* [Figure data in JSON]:
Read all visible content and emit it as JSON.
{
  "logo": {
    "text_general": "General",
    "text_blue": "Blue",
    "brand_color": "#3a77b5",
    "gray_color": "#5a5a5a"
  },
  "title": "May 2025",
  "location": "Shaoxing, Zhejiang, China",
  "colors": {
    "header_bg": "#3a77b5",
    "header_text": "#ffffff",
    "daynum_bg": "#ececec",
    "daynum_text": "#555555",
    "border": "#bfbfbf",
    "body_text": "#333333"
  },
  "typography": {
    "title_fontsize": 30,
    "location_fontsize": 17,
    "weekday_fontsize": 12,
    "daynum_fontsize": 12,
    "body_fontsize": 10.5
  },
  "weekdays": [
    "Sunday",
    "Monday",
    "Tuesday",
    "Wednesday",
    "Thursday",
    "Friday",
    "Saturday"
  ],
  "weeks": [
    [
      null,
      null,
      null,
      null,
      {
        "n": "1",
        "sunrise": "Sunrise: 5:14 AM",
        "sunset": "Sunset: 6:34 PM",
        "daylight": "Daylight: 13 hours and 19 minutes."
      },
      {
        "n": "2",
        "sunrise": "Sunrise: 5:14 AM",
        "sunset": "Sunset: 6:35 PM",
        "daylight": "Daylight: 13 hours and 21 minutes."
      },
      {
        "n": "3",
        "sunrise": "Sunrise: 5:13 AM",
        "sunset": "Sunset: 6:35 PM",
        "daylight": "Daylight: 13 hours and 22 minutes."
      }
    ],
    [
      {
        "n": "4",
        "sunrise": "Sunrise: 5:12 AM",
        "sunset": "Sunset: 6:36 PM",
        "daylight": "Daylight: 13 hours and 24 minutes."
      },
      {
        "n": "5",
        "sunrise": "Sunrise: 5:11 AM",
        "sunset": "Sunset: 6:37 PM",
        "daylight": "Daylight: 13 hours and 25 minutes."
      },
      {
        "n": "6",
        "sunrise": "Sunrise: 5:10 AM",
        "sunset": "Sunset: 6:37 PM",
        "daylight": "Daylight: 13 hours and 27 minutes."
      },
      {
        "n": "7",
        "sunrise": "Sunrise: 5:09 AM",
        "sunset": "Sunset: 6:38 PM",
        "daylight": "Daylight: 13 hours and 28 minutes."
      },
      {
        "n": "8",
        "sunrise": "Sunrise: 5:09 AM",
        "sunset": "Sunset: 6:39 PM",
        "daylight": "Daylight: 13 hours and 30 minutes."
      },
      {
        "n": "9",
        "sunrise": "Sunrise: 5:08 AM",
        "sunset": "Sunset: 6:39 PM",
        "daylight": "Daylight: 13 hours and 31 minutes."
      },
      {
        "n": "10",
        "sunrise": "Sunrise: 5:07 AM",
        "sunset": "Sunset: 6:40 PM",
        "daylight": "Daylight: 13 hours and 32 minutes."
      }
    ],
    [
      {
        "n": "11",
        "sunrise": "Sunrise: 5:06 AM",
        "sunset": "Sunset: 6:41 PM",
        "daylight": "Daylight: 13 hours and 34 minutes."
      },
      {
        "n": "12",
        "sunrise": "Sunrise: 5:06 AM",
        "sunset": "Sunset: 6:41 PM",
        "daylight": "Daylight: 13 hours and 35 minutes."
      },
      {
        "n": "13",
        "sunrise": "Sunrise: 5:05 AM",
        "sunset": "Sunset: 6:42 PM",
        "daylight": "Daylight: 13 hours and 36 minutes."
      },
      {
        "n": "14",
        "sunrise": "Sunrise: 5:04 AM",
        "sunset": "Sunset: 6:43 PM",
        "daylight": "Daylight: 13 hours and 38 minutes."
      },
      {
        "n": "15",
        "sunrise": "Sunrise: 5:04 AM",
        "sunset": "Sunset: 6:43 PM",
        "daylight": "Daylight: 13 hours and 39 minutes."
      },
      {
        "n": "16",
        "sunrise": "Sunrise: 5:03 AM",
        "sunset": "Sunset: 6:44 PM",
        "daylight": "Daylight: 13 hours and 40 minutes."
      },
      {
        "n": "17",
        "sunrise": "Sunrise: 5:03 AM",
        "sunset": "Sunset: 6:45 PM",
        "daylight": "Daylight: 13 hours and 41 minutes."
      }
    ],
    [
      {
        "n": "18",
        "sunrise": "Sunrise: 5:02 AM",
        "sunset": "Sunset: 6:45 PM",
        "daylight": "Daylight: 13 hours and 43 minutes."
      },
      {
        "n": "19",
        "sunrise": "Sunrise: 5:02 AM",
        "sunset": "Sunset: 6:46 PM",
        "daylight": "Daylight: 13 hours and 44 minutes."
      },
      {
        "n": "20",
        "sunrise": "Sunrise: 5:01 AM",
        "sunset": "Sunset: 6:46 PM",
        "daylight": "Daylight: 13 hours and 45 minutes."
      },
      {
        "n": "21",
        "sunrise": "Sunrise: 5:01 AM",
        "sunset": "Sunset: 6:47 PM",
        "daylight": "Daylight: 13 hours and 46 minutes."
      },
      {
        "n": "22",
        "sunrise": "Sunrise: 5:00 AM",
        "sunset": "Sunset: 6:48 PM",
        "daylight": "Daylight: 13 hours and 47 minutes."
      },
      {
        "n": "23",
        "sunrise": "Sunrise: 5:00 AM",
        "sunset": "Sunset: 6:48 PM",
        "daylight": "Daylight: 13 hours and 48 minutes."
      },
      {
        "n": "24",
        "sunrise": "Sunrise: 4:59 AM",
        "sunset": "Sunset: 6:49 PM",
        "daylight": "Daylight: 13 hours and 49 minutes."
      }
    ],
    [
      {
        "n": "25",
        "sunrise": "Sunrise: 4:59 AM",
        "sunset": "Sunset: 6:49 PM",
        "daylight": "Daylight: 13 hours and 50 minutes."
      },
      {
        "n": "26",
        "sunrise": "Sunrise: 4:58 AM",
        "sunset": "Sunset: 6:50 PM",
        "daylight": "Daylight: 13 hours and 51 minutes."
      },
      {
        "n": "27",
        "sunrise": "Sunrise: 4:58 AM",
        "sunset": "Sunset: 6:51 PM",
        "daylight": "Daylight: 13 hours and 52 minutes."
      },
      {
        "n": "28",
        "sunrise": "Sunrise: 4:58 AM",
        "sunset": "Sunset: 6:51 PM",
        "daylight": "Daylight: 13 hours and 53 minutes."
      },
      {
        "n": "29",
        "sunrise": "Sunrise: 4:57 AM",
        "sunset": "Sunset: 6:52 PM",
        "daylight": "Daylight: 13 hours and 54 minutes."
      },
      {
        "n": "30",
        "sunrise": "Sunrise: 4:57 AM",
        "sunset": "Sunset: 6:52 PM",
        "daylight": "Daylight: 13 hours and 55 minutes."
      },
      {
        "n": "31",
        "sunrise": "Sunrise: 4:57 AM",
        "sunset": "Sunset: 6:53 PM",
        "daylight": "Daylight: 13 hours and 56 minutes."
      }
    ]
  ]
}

* [Task brief]: Copy every record exactly, with nothing added or dropped.

* [Reply to the exercise]:
Read all visible content and emit it as JSON.
{
  "logo": {
    "text_general": "General",
    "text_blue": "Blue",
    "brand_color": "#3a77b5",
    "gray_color": "#5a5a5a"
  },
  "title": "May 2025",
  "location": "Shaoxing, Zhejiang, China",
  "colors": {
    "header_bg": "#3a77b5",
    "header_text": "#ffffff",
    "daynum_bg": "#ececec",
    "daynum_text": "#555555",
    "border": "#bfbfbf",
    "body_text": "#333333"
  },
  "typography": {
    "title_fontsize": 30,
    "location_fontsize": 17,
    "weekday_fontsize": 12,
    "daynum_fontsize": 12,
    "body_fontsize": 10.5
  },
  "weekdays": [
    "Sunday",
    "Monday",
    "Tuesday",
    "Wednesday",
    "Thursday",
    "Friday",
    "Saturday"
  ],
  "weeks": [
    [
      null,
      null,
      null,
      null,
      {
        "n": "1",
        "sunrise": "Sunrise: 5:14 AM",
        "sunset": "Sunset: 6:34 PM",
        "daylight": "Daylight: 13 hours and 19 minutes."
      },
      {
        "n": "2",
        "sunrise": "Sunrise: 5:14 AM",
        "sunset": "Sunset: 6:35 PM",
        "daylight": "Daylight: 13 hours and 21 minutes."
      },
      {
        "n": "3",
        "sunrise": "Sunrise: 5:13 AM",
        "sunset": "Sunset: 6:35 PM",
        "daylight": "Daylight: 13 hours and 22 minutes."
      }
    ],
    [
      {
        "n": "4",
        "sunrise": "Sunrise: 5:12 AM",
        "sunset": "Sunset: 6:36 PM",
        "daylight": "Daylight: 13 hours and 24 minutes."
      },
      {
        "n": "5",
        "sunrise": "Sunrise: 5:11 AM",
        "sunset": "Sunset: 6:37 PM",
        "daylight": "Daylight: 13 hours and 25 minutes."
      },
      {
        "n": "6",
        "sunrise": "Sunrise: 5:10 AM",
        "sunset": "Sunset: 6:37 PM",
        "daylight": "Daylight: 13 hours and 27 minutes."
      },
      {
        "n": "7",
        "sunrise": "Sunrise: 5:09 AM",
        "sunset": "Sunset: 6:38 PM",
        "daylight": "Daylight: 13 hours and 28 minutes."
      },
      {
        "n": "8",
        "sunrise": "Sunrise: 5:09 AM",
        "sunset": "Sunset: 6:39 PM",
        "daylight": "Daylight: 13 hours and 30 minutes."
      },
      {
        "n": "9",
        "sunrise": "Sunrise: 5:08 AM",
        "sunset": "Sunset: 6:39 PM",
        "daylight": "Daylight: 13 hours and 31 minutes."
      },
      {
        "n": "10",
        "sunrise": "Sunrise: 5:07 AM",
        "sunset": "Sunset: 6:40 PM",
        "daylight": "Daylight: 13 hours and 32 minutes."
      }
    ],
    [
      {
        "n": "11",
        "sunrise": "Sunrise: 5:06 AM",
        "sunset": "Sunset: 6:41 PM",
        "daylight": "Daylight: 13 hours and 34 minutes."
      },
      {
        "n": "12",
        "sunrise": "Sunrise: 5:06 AM",
        "sunset": "Sunset: 6:41 PM",
        "daylight": "Daylight: 13 hours and 35 minutes."
      },
      {
        "n": "13",
        "sunrise": "Sunrise: 5:05 AM",
        "sunset": "Sunset: 6:42 PM",
        "daylight": "Daylight: 13 hours and 36 minutes."
      },
      {
        "n": "14",
        "sunrise": "Sunrise: 5:04 AM",
        "sunset": "Sunset: 6:43 PM",
        "daylight": "Daylight: 13 hours and 38 minutes."
      },
      {
        "n": "15",
        "sunrise": "Sunrise: 5:04 AM",
        "sunset": "Sunset: 6:43 PM",
        "daylight": "Daylight: 13 hours and 39 minutes."
      },
      {
        "n": "16",
        "sunrise": "Sunrise: 5:03 AM",
        "sunset": "Sunset: 6:44 PM",
        "daylight": "Daylight: 13 hours and 40 minutes."
      },
      {
        "n": "17",
        "sunrise": "Sunrise: 5:03 AM",
        "sunset": "Sunset: 6:45 PM",
        "daylight": "Daylight: 13 hours and 41 minutes."
      }
    ],
    [
      {
        "n": "18",
        "sunrise": "Sunrise: 5:02 AM",
        "sunset": "Sunset: 6:45 PM",
        "daylight": "Daylight: 13 hours and 43 minutes."
      },
      {
        "n": "19",
        "sunrise": "Sunrise: 5:02 AM",
        "sunset": "Sunset: 6:46 PM",
        "daylight": "Daylight: 13 hours and 44 minutes."
      },
      {
        "n": "20",
        "sunrise": "Sunrise: 5:01 AM",
        "sunset": "Sunset: 6:46 PM",
        "daylight": "Daylight: 13 hours and 45 minutes."
      },
      {
        "n": "21",
        "sunrise": "Sunrise: 5:01 AM",
        "sunset": "Sunset: 6:47 PM",
        "daylight": "Daylight: 13 hours and 46 minutes."
      },
      {
        "n": "22",
        "sunrise": "Sunrise: 5:00 AM",
        "sunset": "Sunset: 6:48 PM",
        "daylight": "Daylight: 13 hours and 47 minutes."
      },
      {
        "n": "23",
        "sunrise": "Sunrise: 5:00 AM",
        "sunset": "Sunset: 6:48 PM",
        "daylight": "Daylight: 13 hours and 48 minutes."
      },
      {
        "n": "24",
        "sunrise": "Sunrise: 4:59 AM",
        "sunset": "Sunset: 6:49 PM",
        "daylight": "Daylight: 13 hours and 49 minutes."
      }
    ],
    [
      {
        "n": "25",
        "sunrise": "Sunrise: 4:59 AM",
        "sunset": "Sunset: 6:49 PM",
        "daylight": "Daylight: 13 hours and 50 minutes."
      },
      {
        "n": "26",
        "sunrise": "Sunrise: 4:58 AM",
        "sunset": "Sunset: 6:50 PM",
        "daylight": "Daylight: 13 hours and 51 minutes."
      },
      {
        "n": "27",
        "sunrise": "Sunrise: 4:58 AM",
        "sunset": "Sunset: 6:51 PM",
        "daylight": "Daylight: 13 hours and 52 minutes."
      },
      {
        "n": "28",
        "sunrise": "Sunrise: 4:58 AM",
        "sunset": "Sunset: 6:51 PM",
        "daylight": "Daylight: 13 hours and 53 minutes."
      },
      {
        "n": "29",
        "sunrise": "Sunrise: 4:57 AM",
        "sunset": "Sunset: 6:52 PM",
        "daylight": "Daylight: 13 hours and 54 minutes."
      },
      {
        "n": "30",
        "sunrise": "Sunrise: 4:57 AM",
        "sunset": "Sunset: 6:52 PM",
        "daylight": "Daylight: 13 hours and 55 minutes."
      },
      {
        "n": "31",
        "sunrise": "Sunrise: 4:57 AM",
        "sunset": "Sunset: 6:53 PM",
        "daylight": "Daylight: 13 hours and 56 minutes."
      }
    ]
  ]
}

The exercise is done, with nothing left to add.